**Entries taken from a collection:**

- - -

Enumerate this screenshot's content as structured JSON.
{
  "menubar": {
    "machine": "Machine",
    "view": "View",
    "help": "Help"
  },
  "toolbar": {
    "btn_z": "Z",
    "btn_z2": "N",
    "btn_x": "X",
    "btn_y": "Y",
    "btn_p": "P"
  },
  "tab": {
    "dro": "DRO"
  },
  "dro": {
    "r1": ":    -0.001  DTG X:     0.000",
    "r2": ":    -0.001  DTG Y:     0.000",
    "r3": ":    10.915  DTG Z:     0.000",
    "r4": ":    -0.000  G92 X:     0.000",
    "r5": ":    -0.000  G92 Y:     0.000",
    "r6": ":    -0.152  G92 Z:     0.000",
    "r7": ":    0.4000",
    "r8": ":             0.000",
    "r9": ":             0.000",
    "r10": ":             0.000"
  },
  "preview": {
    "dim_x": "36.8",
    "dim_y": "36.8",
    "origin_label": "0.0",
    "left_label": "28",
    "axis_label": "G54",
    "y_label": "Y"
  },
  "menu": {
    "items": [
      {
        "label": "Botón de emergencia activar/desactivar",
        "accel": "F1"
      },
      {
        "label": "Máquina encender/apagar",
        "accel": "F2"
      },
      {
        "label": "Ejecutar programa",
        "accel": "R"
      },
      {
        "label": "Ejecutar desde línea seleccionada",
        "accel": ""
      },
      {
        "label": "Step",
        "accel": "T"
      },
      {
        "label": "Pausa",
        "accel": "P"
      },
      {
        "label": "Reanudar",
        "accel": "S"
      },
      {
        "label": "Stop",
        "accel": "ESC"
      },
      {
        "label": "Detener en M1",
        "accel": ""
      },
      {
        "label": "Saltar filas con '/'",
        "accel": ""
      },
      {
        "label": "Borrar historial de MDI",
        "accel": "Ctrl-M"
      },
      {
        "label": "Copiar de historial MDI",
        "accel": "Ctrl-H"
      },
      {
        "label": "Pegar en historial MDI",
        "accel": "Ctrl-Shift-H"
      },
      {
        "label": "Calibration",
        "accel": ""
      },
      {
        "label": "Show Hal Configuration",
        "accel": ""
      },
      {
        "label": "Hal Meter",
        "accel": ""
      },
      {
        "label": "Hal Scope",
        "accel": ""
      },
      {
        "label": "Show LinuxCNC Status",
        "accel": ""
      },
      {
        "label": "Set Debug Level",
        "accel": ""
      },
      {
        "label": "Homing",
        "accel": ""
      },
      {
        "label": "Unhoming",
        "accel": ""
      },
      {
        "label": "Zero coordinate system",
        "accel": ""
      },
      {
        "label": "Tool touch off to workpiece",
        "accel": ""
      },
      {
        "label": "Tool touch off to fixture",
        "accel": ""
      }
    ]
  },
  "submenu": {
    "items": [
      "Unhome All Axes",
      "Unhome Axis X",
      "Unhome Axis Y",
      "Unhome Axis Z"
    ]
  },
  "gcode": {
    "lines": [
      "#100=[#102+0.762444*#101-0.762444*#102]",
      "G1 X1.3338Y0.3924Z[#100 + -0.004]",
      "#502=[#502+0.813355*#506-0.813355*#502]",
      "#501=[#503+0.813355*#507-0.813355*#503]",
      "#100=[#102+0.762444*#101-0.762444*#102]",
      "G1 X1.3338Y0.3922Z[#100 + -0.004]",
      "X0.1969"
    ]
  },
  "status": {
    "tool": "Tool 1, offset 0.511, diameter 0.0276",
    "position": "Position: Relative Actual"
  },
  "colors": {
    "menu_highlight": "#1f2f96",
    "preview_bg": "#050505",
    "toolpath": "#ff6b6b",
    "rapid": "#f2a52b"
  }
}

- - -

**Problem to work on:** How many lines of these entries contain the string "Show"? Reply with the number alone.

**Final answer:** 2